| Dataset records |
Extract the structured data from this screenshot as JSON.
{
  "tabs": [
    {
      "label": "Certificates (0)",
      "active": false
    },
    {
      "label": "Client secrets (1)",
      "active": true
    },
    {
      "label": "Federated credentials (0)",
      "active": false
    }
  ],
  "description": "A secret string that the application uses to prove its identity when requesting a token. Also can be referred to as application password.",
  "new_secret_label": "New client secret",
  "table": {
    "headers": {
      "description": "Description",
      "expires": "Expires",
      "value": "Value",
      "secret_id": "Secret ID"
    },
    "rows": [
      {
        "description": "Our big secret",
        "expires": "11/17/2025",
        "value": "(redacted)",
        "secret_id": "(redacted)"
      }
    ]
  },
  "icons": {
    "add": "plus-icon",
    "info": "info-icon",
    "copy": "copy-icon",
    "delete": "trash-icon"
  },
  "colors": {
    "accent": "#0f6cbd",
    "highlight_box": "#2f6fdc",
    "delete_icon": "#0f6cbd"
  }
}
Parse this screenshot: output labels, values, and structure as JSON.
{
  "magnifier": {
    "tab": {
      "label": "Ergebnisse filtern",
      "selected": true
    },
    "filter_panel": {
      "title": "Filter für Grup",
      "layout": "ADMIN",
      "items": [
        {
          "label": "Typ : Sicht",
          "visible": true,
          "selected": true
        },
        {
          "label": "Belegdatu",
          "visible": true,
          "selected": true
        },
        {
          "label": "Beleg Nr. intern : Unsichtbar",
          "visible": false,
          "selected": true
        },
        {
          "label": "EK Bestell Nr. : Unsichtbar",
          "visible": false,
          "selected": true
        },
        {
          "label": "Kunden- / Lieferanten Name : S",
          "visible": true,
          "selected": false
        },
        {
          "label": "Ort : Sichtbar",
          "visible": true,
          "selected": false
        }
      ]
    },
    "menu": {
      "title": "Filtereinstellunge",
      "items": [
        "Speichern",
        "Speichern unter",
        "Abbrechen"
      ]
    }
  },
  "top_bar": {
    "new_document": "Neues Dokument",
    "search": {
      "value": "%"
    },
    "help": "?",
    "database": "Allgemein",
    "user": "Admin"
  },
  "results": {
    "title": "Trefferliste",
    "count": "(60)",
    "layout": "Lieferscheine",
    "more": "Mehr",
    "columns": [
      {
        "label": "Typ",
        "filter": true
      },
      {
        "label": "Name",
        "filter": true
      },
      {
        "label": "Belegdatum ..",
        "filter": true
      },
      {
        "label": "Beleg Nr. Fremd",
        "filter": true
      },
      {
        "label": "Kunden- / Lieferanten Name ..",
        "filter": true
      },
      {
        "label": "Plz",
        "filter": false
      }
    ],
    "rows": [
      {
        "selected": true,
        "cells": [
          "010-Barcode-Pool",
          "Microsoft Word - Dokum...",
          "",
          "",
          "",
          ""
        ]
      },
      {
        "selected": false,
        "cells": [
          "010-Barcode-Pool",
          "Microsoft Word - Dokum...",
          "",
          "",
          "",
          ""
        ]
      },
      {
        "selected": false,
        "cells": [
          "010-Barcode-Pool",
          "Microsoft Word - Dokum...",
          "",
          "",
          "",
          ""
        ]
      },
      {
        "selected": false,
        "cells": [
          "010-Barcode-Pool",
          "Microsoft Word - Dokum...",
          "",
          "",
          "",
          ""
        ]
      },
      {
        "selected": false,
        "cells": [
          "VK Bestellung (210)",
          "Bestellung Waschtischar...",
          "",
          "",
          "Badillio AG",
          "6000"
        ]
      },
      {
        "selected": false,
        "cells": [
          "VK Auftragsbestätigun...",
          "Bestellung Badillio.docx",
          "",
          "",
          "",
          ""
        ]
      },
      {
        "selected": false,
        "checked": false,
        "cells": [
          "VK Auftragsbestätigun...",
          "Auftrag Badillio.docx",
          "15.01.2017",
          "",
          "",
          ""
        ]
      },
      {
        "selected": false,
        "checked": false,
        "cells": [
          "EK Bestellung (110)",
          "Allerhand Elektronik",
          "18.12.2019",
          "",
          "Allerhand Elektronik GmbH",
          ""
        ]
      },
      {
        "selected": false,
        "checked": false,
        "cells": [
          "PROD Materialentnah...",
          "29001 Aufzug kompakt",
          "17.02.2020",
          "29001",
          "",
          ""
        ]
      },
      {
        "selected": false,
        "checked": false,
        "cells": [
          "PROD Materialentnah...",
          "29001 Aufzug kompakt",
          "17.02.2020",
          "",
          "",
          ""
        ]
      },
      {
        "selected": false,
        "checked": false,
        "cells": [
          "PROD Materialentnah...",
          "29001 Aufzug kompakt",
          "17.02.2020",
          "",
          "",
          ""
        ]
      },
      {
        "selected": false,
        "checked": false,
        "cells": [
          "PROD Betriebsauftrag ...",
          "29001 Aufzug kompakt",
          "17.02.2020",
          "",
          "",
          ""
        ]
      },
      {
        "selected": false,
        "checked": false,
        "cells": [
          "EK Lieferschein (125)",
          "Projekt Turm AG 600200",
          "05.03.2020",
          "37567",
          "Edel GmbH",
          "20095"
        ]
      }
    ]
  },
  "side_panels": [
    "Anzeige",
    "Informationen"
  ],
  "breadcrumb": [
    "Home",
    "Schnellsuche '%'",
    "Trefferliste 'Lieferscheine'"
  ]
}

| Work to do |
Repeat all of the entries exactly.

| Output for this task |
Extract the structured data from this screenshot as JSON.
{
  "tabs": [
    {
      "label": "Certificates (0)",
      "active": false
    },
    {
      "label": "Client secrets (1)",
      "active": true
    },
    {
      "label": "Federated credentials (0)",
      "active": false
    }
  ],
  "description": "A secret string that the application uses to prove its identity when requesting a token. Also can be referred to as application password.",
  "new_secret_label": "New client secret",
  "table": {
    "headers": {
      "description": "Description",
      "expires": "Expires",
      "value": "Value",
      "secret_id": "Secret ID"
    },
    "rows": [
      {
        "description": "Our big secret",
        "expires": "11/17/2025",
        "value": "(redacted)",
        "secret_id": "(redacted)"
      }
    ]
  },
  "icons": {
    "add": "plus-icon",
    "info": "info-icon",
    "copy": "copy-icon",
    "delete": "trash-icon"
  },
  "colors": {
    "accent": "#0f6cbd",
    "highlight_box": "#2f6fdc",
    "delete_icon": "#0f6cbd"
  }
}
Parse this screenshot: output labels, values, and structure as JSON.
{
  "magnifier": {
    "tab": {
      "label": "Ergebnisse filtern",
      "selected": true
    },
    "filter_panel": {
      "title": "Filter für Grup",
      "layout": "ADMIN",
      "items": [
        {
          "label": "Typ : Sicht",
          "visible": true,
          "selected": true
        },
        {
          "label": "Belegdatu",
          "visible": true,
          "selected": true
        },
        {
          "label": "Beleg Nr. intern : Unsichtbar",
          "visible": false,
          "selected": true
        },
        {
          "label": "EK Bestell Nr. : Unsichtbar",
          "visible": false,
          "selected": true
        },
        {
          "label": "Kunden- / Lieferanten Name : S",
          "visible": true,
          "selected": false
        },
        {
          "label": "Ort : Sichtbar",
          "visible": true,
          "selected": false
        }
      ]
    },
    "menu": {
      "title": "Filtereinstellunge",
      "items": [
        "Speichern",
        "Speichern unter",
        "Abbrechen"
      ]
    }
  },
  "top_bar": {
    "new_document": "Neues Dokument",
    "search": {
      "value": "%"
    },
    "help": "?",
    "database": "Allgemein",
    "user": "Admin"
  },
  "results": {
    "title": "Trefferliste",
    "count": "(60)",
    "layout": "Lieferscheine",
    "more": "Mehr",
    "columns": [
      {
        "label": "Typ",
        "filter": true
      },
      {
        "label": "Name",
        "filter": true
      },
      {
        "label": "Belegdatum ..",
        "filter": true
      },
      {
        "label": "Beleg Nr. Fremd",
        "filter": true
      },
      {
        "label": "Kunden- / Lieferanten Name ..",
        "filter": true
      },
      {
        "label": "Plz",
        "filter": false
      }
    ],
    "rows": [
      {
        "selected": true,
        "cells": [
          "010-Barcode-Pool",
          "Microsoft Word - Dokum...",
          "",
          "",
          "",
          ""
        ]
      },
      {
        "selected": false,
        "cells": [
          "010-Barcode-Pool",
          "Microsoft Word - Dokum...",
          "",
          "",
          "",
          ""
        ]
      },
      {
        "selected": false,
        "cells": [
          "010-Barcode-Pool",
          "Microsoft Word - Dokum...",
          "",
          "",
          "",
          ""
        ]
      },
      {
        "selected": false,
        "cells": [
          "010-Barcode-Pool",
          "Microsoft Word - Dokum...",
          "",
          "",
          "",
          ""
        ]
      },
      {
        "selected": false,
        "cells": [
          "VK Bestellung (210)",
          "Bestellung Waschtischar...",
          "",
          "",
          "Badillio AG",
          "6000"
        ]
      },
      {
        "selected": false,
        "cells": [
          "VK Auftragsbestätigun...",
          "Bestellung Badillio.docx",
          "",
          "",
          "",
          ""
        ]
      },
      {
        "selected": false,
        "checked": false,
        "cells": [
          "VK Auftragsbestätigun...",
          "Auftrag Badillio.docx",
          "15.01.2017",
          "",
          "",
          ""
        ]
      },
      {
        "selected": false,
        "checked": false,
        "cells": [
          "EK Bestellung (110)",
          "Allerhand Elektronik",
          "18.12.2019",
          "",
          "Allerhand Elektronik GmbH",
          ""
        ]
      },
      {
        "selected": false,
        "checked": false,
        "cells": [
          "PROD Materialentnah...",
          "29001 Aufzug kompakt",
          "17.02.2020",
          "29001",
          "",
          ""
        ]
      },
      {
        "selected": false,
        "checked": false,
        "cells": [
          "PROD Materialentnah...",
          "29001 Aufzug kompakt",
          "17.02.2020",
          "",
          "",
          ""
        ]
      },
      {
        "selected": false,
        "checked": false,
        "cells": [
          "PROD Materialentnah...",
          "29001 Aufzug kompakt",
          "17.02.2020",
          "",
          "",
          ""
        ]
      },
      {
        "selected": false,
        "checked": false,
        "cells": [
          "PROD Betriebsauftrag ...",
          "29001 Aufzug kompakt",
          "17.02.2020",
          "",
          "",
          ""
        ]
      },
      {
        "selected": false,
        "checked": false,
        "cells": [
          "EK Lieferschein (125)",
          "Projekt Turm AG 600200",
          "05.03.2020",
          "37567",
          "Edel GmbH",
          "20095"
        ]
      }
    ]
  },
  "side_panels": [
    "Anzeige",
    "Informationen"
  ],
  "breadcrumb": [
    "Home",
    "Schnellsuche '%'",
    "Trefferliste 'Lieferscheine'"
  ]
}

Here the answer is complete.